— begin —

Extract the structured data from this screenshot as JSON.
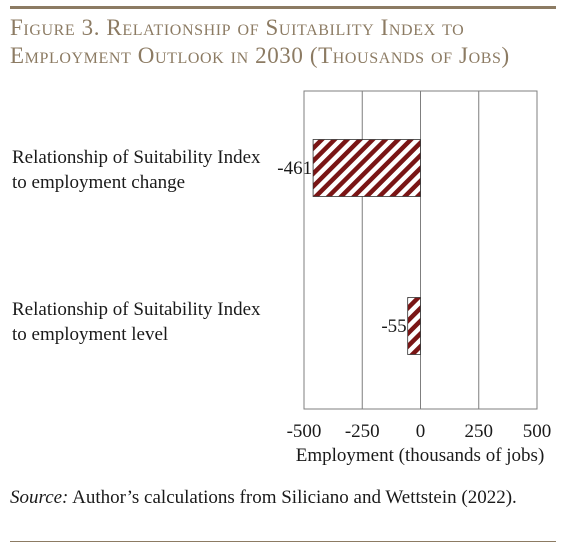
{
  "figure": {
    "title_line1": "Figure 3. Relationship of Suitability Index to",
    "title_line2": "Employment Outlook in 2030 (Thousands of Jobs)",
    "source_label": "Source:",
    "source_text": " Author’s calculations from Siliciano and Wettstein (2022)."
  },
  "colors": {
    "accent": "#8c7b63",
    "bar": "#7a1515",
    "grid": "#7f7f7f"
  },
  "chart_data": {
    "type": "bar",
    "orientation": "horizontal",
    "categories": [
      "Relationship of Suitability Index to employment change",
      "Relationship of Suitability Index to employment level"
    ],
    "category_lines": [
      [
        "Relationship of Suitability Index",
        "to employment change"
      ],
      [
        "Relationship of Suitability Index",
        "to employment level"
      ]
    ],
    "values": [
      -461,
      -55
    ],
    "data_labels": [
      "-461",
      "-55"
    ],
    "xlabel": "Employment (thousands of jobs)",
    "xlim": [
      -500,
      500
    ],
    "xticks": [
      -500,
      -250,
      0,
      250,
      500
    ],
    "xtick_labels": [
      "-500",
      "-250",
      "0",
      "250",
      "500"
    ],
    "grid": true,
    "bar_pattern": "diagonal-hatch"
  }
}
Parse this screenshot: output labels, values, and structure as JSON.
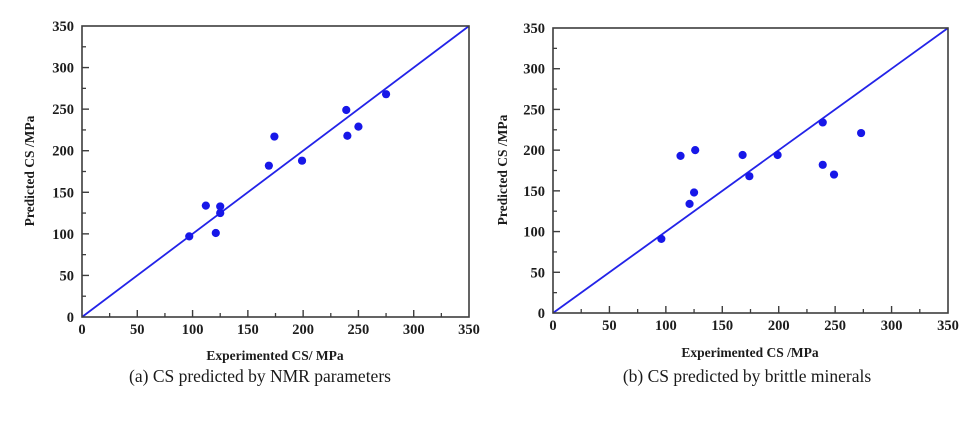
{
  "figure": {
    "background": "#ffffff",
    "text_color": "#1c1c1c",
    "frame_color": "#3d3d3d"
  },
  "chart_data": [
    {
      "type": "scatter",
      "caption": "(a) CS predicted by NMR parameters",
      "xlabel": "Experimented CS/ MPa",
      "ylabel": "Predicted CS /MPa",
      "xlim": [
        0,
        350
      ],
      "ylim": [
        0,
        350
      ],
      "x_ticks": [
        0,
        50,
        100,
        150,
        200,
        250,
        300,
        350
      ],
      "y_ticks": [
        0,
        50,
        100,
        150,
        200,
        250,
        300,
        350
      ],
      "minor_tick_step": 25,
      "grid": false,
      "legend": false,
      "marker_color": "#1717e8",
      "line_color": "#2323e8",
      "reference_line": {
        "type": "y=x",
        "from": [
          0,
          0
        ],
        "to": [
          350,
          350
        ]
      },
      "points": [
        [
          97,
          97
        ],
        [
          112,
          134
        ],
        [
          121,
          101
        ],
        [
          125,
          133
        ],
        [
          125,
          125
        ],
        [
          169,
          182
        ],
        [
          174,
          217
        ],
        [
          199,
          188
        ],
        [
          239,
          249
        ],
        [
          240,
          218
        ],
        [
          250,
          229
        ],
        [
          275,
          268
        ]
      ]
    },
    {
      "type": "scatter",
      "caption": "(b) CS predicted by brittle minerals",
      "xlabel": "Experimented CS /MPa",
      "ylabel": "Predicted CS /MPa",
      "xlim": [
        0,
        350
      ],
      "ylim": [
        0,
        350
      ],
      "x_ticks": [
        0,
        50,
        100,
        150,
        200,
        250,
        300,
        350
      ],
      "y_ticks": [
        0,
        50,
        100,
        150,
        200,
        250,
        300,
        350
      ],
      "minor_tick_step": 25,
      "grid": false,
      "legend": false,
      "marker_color": "#1717e8",
      "line_color": "#2323e8",
      "reference_line": {
        "type": "y=x",
        "from": [
          0,
          0
        ],
        "to": [
          350,
          350
        ]
      },
      "points": [
        [
          96,
          91
        ],
        [
          113,
          193
        ],
        [
          126,
          200
        ],
        [
          121,
          134
        ],
        [
          125,
          148
        ],
        [
          168,
          194
        ],
        [
          174,
          168
        ],
        [
          199,
          194
        ],
        [
          239,
          234
        ],
        [
          239,
          182
        ],
        [
          249,
          170
        ],
        [
          273,
          221
        ]
      ]
    }
  ]
}
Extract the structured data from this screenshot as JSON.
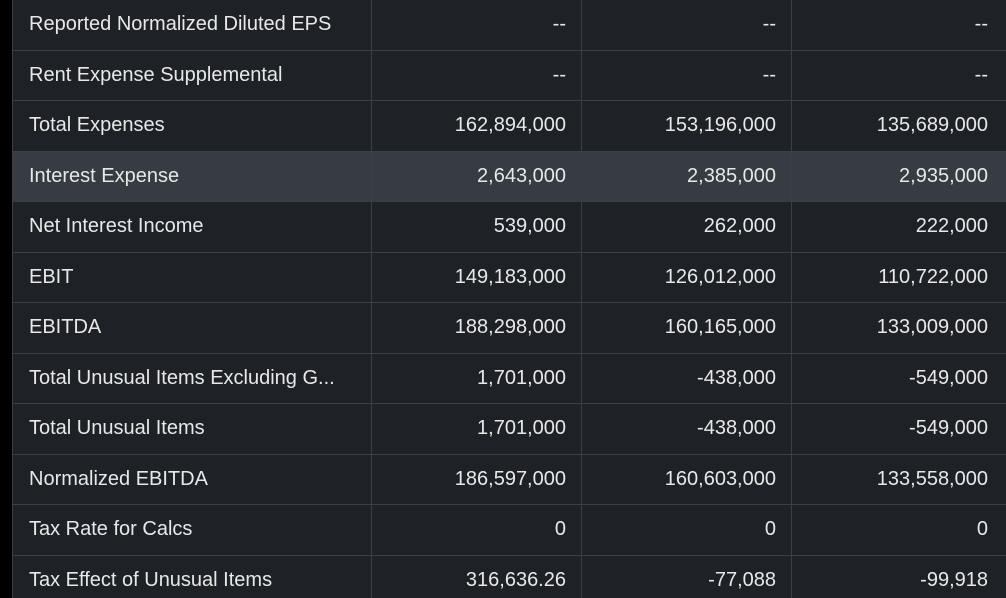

— end —

-- What you have to do --
Copy each line in full and exactly, omitting any picture.

-- Output below --
Extract the structured data from this screenshot as JSON.
{
  "figure": {
    "title_line1": "Figure 3. Relationship of Suitability Index to",
    "title_line2": "Employment Outlook in 2030 (Thousands of Jobs)",
    "source_label": "Source:",
    "source_text": " Author’s calculations from Siliciano and Wettstein (2022)."
  },
  "colors": {
    "accent": "#8c7b63",
    "bar": "#7a1515",
    "grid": "#7f7f7f"
  },
  "chart_data": {
    "type": "bar",
    "orientation": "horizontal",
    "categories": [
      "Relationship of Suitability Index to employment change",
      "Relationship of Suitability Index to employment level"
    ],
    "category_lines": [
      [
        "Relationship of Suitability Index",
        "to employment change"
      ],
      [
        "Relationship of Suitability Index",
        "to employment level"
      ]
    ],
    "values": [
      -461,
      -55
    ],
    "data_labels": [
      "-461",
      "-55"
    ],
    "xlabel": "Employment (thousands of jobs)",
    "xlim": [
      -500,
      500
    ],
    "xticks": [
      -500,
      -250,
      0,
      250,
      500
    ],
    "xtick_labels": [
      "-500",
      "-250",
      "0",
      "250",
      "500"
    ],
    "grid": true,
    "bar_pattern": "diagonal-hatch"
  }
}
Parse this screenshot: output labels, values, and structure as JSON.
{
  "figure": {
    "background": "#ffffff",
    "text_color": "#1c1c1c",
    "frame_color": "#3d3d3d"
  },
  "chart_data": [
    {
      "type": "scatter",
      "caption": "(a) CS predicted by NMR parameters",
      "xlabel": "Experimented CS/ MPa",
      "ylabel": "Predicted CS /MPa",
      "xlim": [
        0,
        350
      ],
      "ylim": [
        0,
        350
      ],
      "x_ticks": [
        0,
        50,
        100,
        150,
        200,
        250,
        300,
        350
      ],
      "y_ticks": [
        0,
        50,
        100,
        150,
        200,
        250,
        300,
        350
      ],
      "minor_tick_step": 25,
      "grid": false,
      "legend": false,
      "marker_color": "#1717e8",
      "line_color": "#2323e8",
      "reference_line": {
        "type": "y=x",
        "from": [
          0,
          0
        ],
        "to": [
          350,
          350
        ]
      },
      "points": [
        [
          97,
          97
        ],
        [
          112,
          134
        ],
        [
          121,
          101
        ],
        [
          125,
          133
        ],
        [
          125,
          125
        ],
        [
          169,
          182
        ],
        [
          174,
          217
        ],
        [
          199,
          188
        ],
        [
          239,
          249
        ],
        [
          240,
          218
        ],
        [
          250,
          229
        ],
        [
          275,
          268
        ]
      ]
    },
    {
      "type": "scatter",
      "caption": "(b) CS predicted by brittle minerals",
      "xlabel": "Experimented CS /MPa",
      "ylabel": "Predicted CS /MPa",
      "xlim": [
        0,
        350
      ],
      "ylim": [
        0,
        350
      ],
      "x_ticks": [
        0,
        50,
        100,
        150,
        200,
        250,
        300,
        350
      ],
      "y_ticks": [
        0,
        50,
        100,
        150,
        200,
        250,
        300,
        350
      ],
      "minor_tick_step": 25,
      "grid": false,
      "legend": false,
      "marker_color": "#1717e8",
      "line_color": "#2323e8",
      "reference_line": {
        "type": "y=x",
        "from": [
          0,
          0
        ],
        "to": [
          350,
          350
        ]
      },
      "points": [
        [
          96,
          91
        ],
        [
          113,
          193
        ],
        [
          126,
          200
        ],
        [
          121,
          134
        ],
        [
          125,
          148
        ],
        [
          168,
          194
        ],
        [
          174,
          168
        ],
        [
          199,
          194
        ],
        [
          239,
          234
        ],
        [
          239,
          182
        ],
        [
          249,
          170
        ],
        [
          273,
          221
        ]
      ]
    }
  ]
}
Extract the structured data from this screenshot as JSON.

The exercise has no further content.